◆ Required task
Locate all lines with the word "байрама". Copy them.

---------- Extracted entries

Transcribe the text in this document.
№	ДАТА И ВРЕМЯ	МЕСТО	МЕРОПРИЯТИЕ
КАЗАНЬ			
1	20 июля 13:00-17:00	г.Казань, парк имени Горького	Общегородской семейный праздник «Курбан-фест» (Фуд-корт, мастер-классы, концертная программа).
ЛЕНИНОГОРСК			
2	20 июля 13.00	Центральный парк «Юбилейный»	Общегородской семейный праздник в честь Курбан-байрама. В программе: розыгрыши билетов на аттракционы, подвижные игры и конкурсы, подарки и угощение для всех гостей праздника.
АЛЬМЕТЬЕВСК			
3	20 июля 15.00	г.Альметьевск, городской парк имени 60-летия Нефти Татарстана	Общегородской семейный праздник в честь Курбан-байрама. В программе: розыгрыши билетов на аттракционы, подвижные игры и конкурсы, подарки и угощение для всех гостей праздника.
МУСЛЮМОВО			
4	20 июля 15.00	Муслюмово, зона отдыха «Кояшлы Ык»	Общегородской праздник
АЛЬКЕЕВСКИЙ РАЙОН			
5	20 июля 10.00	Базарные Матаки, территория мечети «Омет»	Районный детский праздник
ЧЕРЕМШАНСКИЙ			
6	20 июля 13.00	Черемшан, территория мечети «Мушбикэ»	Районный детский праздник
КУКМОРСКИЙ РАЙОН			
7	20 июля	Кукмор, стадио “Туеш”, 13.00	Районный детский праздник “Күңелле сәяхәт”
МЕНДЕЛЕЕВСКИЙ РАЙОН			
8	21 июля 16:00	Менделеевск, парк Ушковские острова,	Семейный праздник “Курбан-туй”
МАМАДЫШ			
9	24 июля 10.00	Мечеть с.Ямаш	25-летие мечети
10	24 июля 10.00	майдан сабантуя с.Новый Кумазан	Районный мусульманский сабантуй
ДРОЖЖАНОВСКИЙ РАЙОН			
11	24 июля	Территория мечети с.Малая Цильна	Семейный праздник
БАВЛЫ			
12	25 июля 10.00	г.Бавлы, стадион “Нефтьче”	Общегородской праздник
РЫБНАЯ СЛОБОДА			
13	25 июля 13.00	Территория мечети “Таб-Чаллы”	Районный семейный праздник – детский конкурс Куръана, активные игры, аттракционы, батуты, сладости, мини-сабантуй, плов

--------------------

◆ Task answer
2	20 июля 13.00	Центральный парк «Юбилейный»	Общегородской семейный праздник в честь Курбан-байрама. В программе: розыгрыши билетов на аттракционы, подвижные игры и конкурсы, подарки и угощение для всех гостей праздника.
3	20 июля 15.00	г.Альметьевск, городской парк имени 60-летия Нефти Татарстана	Общегородской семейный праздник в честь Курбан-байрама. В программе: розыгрыши билетов на аттракционы, подвижные игры и конкурсы, подарки и угощение для всех гостей праздника.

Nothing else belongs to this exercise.